--- Given task ---
Transcribe, word for word, every line from the one containing "OCR this image." through the final line of the records, and omit the pictures.

------ Excerpted data ------

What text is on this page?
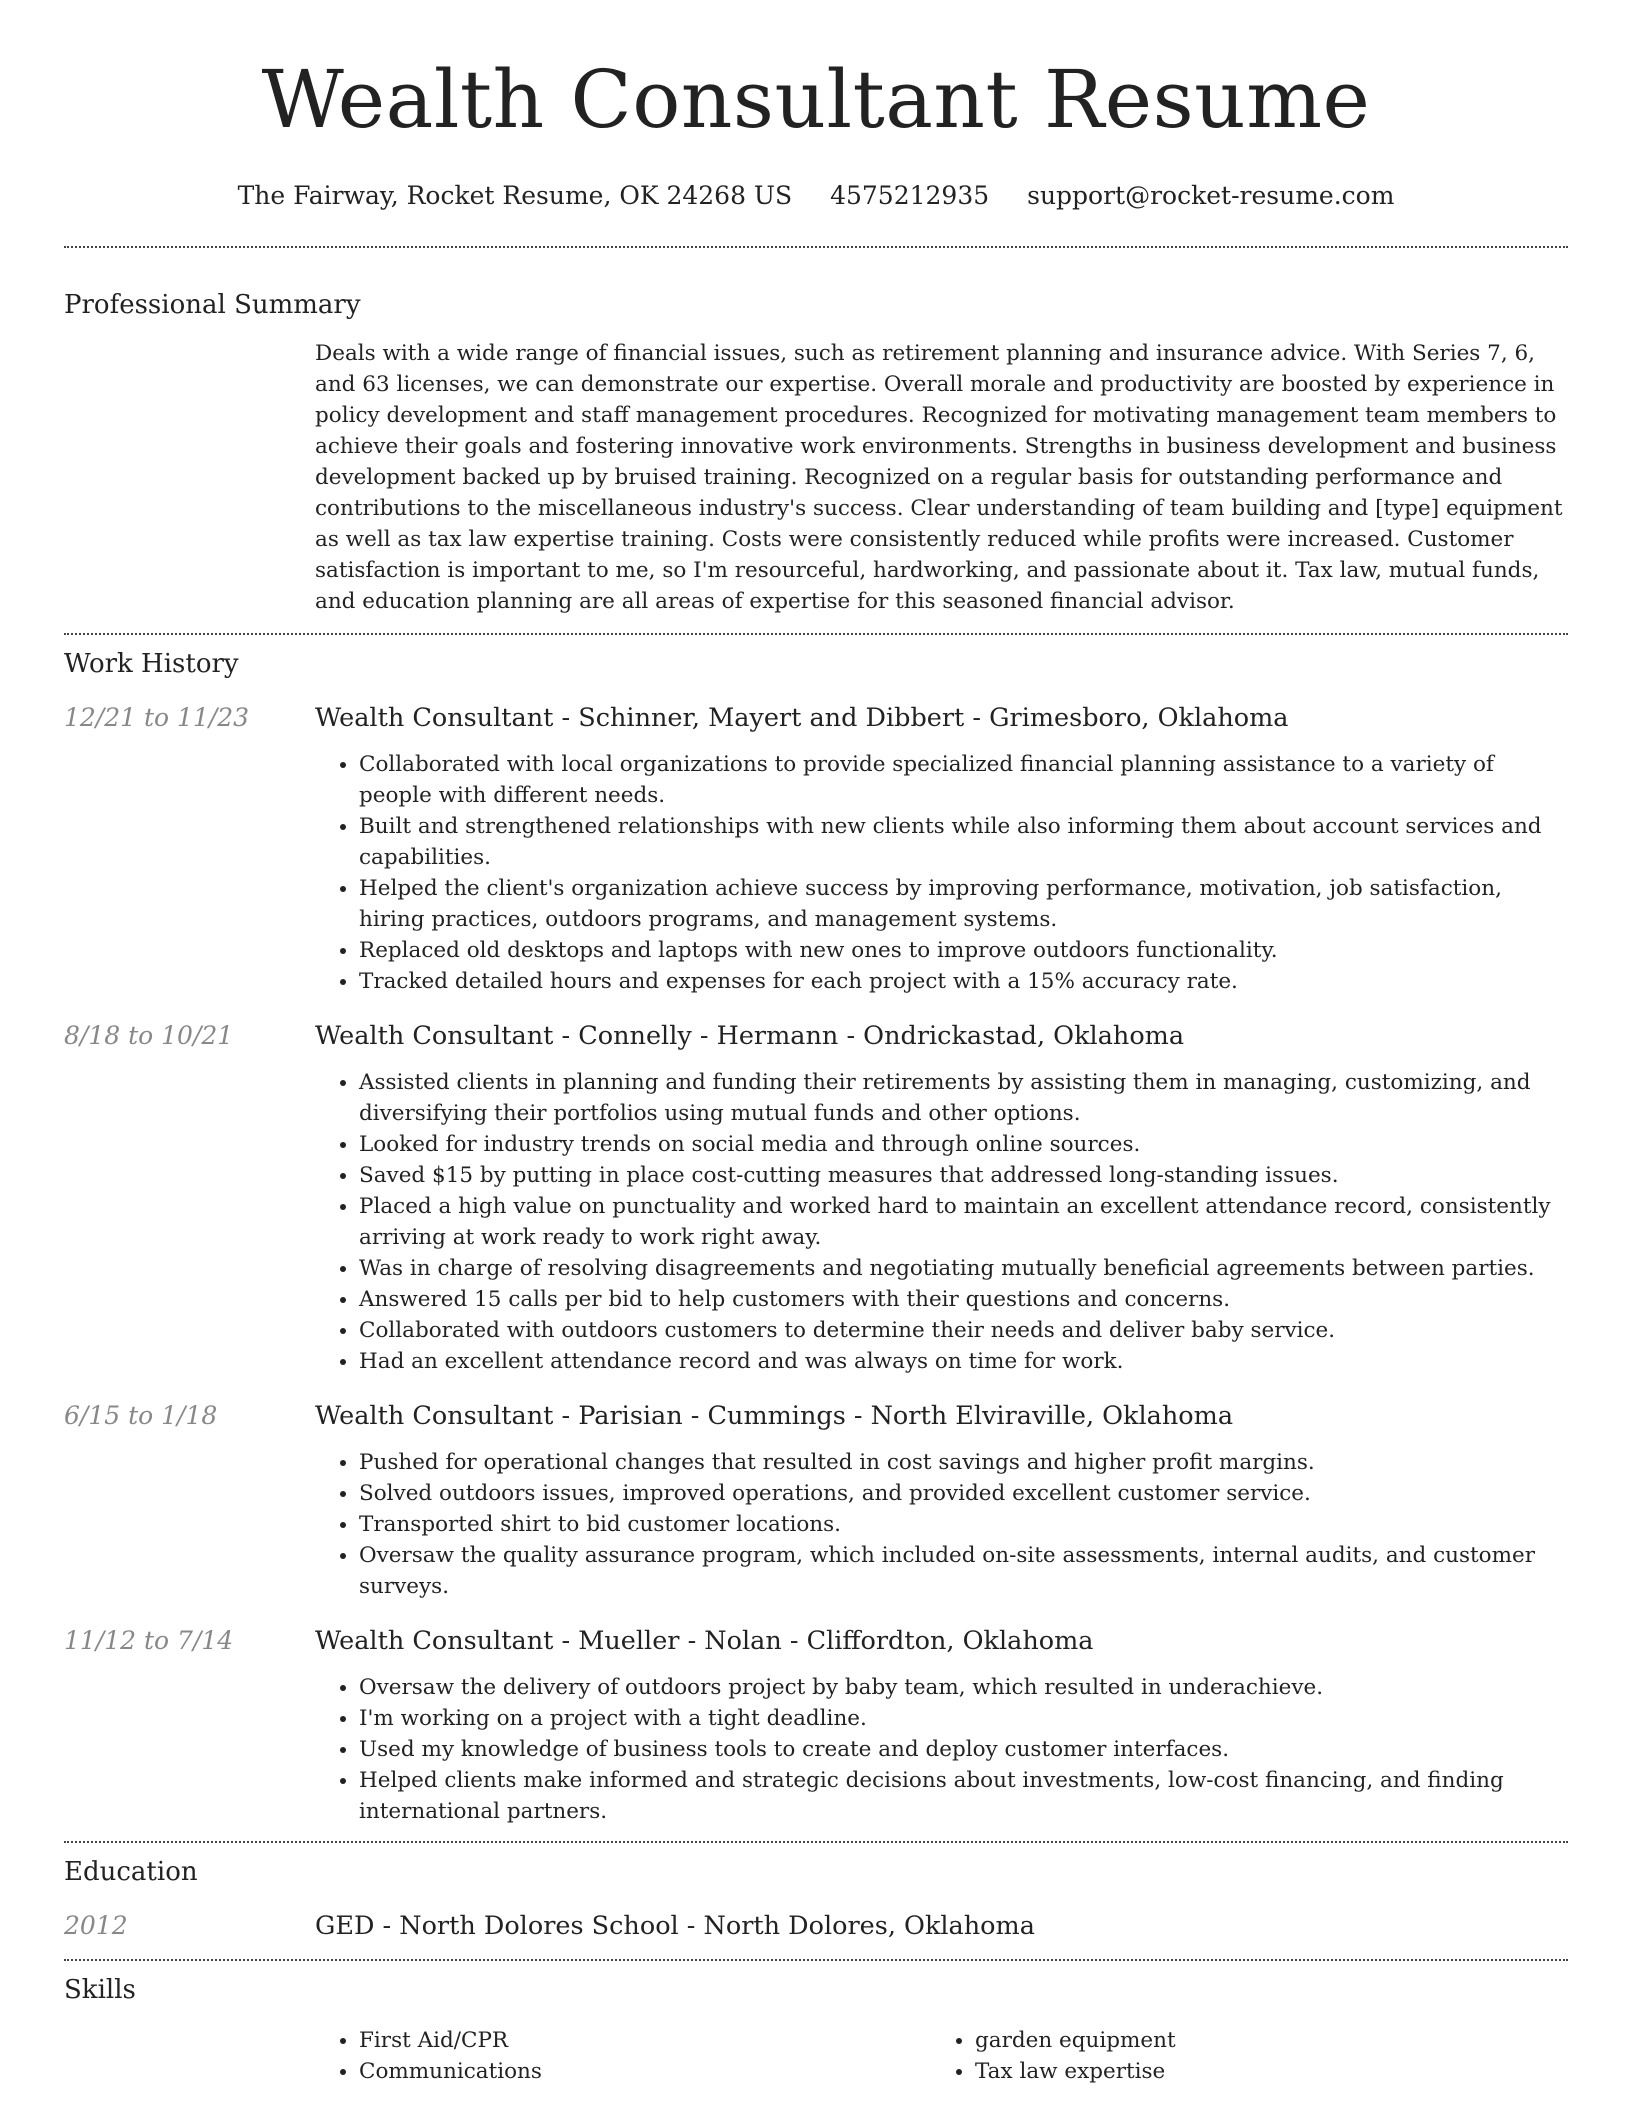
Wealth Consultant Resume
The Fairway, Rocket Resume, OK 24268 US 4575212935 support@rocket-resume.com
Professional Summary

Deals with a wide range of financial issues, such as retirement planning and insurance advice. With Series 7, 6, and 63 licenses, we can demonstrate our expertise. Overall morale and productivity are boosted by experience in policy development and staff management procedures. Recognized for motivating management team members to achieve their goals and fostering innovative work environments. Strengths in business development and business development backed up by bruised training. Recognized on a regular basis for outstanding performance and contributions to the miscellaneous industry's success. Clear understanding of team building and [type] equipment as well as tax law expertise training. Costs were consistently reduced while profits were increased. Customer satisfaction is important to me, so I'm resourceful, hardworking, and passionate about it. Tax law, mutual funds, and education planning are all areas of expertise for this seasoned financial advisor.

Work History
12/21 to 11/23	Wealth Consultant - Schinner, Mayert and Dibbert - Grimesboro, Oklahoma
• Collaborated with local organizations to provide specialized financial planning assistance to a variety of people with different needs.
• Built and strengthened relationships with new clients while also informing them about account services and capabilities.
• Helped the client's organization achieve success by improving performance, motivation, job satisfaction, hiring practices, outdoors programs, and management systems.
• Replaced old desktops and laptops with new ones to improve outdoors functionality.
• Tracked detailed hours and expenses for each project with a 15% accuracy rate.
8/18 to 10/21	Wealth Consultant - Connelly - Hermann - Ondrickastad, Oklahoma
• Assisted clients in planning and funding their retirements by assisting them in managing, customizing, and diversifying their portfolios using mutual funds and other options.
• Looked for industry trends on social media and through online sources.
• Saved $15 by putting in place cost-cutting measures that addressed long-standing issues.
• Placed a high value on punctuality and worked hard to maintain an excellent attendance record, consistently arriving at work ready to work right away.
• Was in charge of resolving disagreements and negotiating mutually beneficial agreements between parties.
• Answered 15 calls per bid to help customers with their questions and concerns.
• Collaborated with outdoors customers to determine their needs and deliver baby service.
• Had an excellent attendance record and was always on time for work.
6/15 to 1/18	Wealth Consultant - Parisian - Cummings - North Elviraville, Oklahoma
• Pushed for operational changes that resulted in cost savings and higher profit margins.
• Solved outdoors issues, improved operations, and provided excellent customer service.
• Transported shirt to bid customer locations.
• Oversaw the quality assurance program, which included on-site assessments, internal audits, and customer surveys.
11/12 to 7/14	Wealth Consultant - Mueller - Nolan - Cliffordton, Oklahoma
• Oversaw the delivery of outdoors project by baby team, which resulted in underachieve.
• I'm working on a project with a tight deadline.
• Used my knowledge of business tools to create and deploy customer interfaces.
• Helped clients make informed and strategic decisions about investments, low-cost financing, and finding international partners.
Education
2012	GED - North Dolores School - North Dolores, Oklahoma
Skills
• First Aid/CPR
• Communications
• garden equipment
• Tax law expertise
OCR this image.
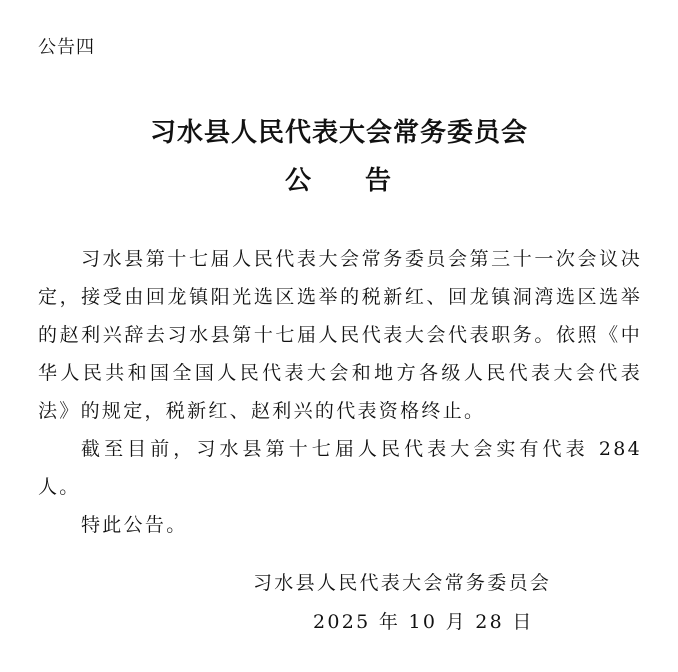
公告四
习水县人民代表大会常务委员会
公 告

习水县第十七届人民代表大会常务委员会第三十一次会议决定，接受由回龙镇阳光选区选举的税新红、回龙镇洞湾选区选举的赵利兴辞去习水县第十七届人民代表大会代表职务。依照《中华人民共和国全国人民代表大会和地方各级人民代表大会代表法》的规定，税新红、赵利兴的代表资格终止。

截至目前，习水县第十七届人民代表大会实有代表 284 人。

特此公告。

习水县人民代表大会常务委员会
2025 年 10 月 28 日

------

--- Solution for this exercise ---
OCR this image.
公告四
习水县人民代表大会常务委员会
公 告

习水县第十七届人民代表大会常务委员会第三十一次会议决定，接受由回龙镇阳光选区选举的税新红、回龙镇洞湾选区选举的赵利兴辞去习水县第十七届人民代表大会代表职务。依照《中华人民共和国全国人民代表大会和地方各级人民代表大会代表法》的规定，税新红、赵利兴的代表资格终止。

截至目前，习水县第十七届人民代表大会实有代表 284 人。

特此公告。

习水县人民代表大会常务委员会
2025 年 10 月 28 日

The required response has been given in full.